─── Listed entries
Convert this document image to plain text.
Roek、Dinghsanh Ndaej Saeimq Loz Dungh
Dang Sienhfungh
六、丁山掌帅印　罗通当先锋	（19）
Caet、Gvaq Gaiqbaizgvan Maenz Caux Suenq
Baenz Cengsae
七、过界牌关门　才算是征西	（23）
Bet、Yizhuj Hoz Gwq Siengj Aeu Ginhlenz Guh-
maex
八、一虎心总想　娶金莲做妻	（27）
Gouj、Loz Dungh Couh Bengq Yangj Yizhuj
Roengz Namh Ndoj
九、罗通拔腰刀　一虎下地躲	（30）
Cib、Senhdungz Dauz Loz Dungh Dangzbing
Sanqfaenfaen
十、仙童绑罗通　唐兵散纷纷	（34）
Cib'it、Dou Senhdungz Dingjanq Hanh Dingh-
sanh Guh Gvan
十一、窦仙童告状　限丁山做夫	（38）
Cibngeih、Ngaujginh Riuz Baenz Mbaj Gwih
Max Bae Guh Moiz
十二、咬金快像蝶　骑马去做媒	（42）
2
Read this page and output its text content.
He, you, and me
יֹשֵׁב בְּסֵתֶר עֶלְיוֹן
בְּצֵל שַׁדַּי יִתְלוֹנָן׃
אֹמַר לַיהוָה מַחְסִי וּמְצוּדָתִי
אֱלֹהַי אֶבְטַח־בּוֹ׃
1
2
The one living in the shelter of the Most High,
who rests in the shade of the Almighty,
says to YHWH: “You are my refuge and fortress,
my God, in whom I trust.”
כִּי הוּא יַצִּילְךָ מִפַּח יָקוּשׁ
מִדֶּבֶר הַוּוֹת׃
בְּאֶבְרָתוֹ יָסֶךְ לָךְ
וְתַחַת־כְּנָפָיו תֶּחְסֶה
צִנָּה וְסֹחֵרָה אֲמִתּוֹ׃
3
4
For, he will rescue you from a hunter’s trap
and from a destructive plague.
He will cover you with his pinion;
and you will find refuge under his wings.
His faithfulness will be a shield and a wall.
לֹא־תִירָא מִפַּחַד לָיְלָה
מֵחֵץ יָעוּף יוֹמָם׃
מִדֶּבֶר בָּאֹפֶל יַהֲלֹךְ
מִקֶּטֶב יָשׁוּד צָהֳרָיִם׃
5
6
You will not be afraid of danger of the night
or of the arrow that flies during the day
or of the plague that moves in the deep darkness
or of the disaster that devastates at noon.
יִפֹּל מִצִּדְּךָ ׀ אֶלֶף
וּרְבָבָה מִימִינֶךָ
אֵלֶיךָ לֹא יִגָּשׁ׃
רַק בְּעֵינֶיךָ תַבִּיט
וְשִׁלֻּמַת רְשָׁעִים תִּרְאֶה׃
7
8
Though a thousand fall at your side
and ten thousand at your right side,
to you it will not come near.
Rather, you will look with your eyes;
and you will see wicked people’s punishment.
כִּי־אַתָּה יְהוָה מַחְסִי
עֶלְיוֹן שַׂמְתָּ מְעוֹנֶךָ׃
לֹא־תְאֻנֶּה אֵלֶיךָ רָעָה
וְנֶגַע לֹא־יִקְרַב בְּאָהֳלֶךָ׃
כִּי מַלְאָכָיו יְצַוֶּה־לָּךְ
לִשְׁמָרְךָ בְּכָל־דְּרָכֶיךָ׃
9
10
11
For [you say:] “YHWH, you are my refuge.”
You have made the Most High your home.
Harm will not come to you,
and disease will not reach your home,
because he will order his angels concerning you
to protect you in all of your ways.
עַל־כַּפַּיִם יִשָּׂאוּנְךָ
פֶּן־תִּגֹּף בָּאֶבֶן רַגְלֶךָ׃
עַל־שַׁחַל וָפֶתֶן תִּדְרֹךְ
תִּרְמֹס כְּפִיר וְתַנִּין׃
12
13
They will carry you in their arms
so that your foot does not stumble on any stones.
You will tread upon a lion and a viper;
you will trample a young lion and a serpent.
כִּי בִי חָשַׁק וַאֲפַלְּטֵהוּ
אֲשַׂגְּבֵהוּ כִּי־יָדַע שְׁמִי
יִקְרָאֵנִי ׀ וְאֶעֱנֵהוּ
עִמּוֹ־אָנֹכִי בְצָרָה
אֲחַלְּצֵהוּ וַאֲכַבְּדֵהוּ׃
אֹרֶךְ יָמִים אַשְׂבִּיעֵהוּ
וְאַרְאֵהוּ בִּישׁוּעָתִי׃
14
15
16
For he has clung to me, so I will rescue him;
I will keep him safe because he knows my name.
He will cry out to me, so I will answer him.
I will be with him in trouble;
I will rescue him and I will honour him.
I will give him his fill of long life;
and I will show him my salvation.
──────
Problem requirements
Tell how many lines in the material above include the word "Dungh", giving the number only.

Reply
3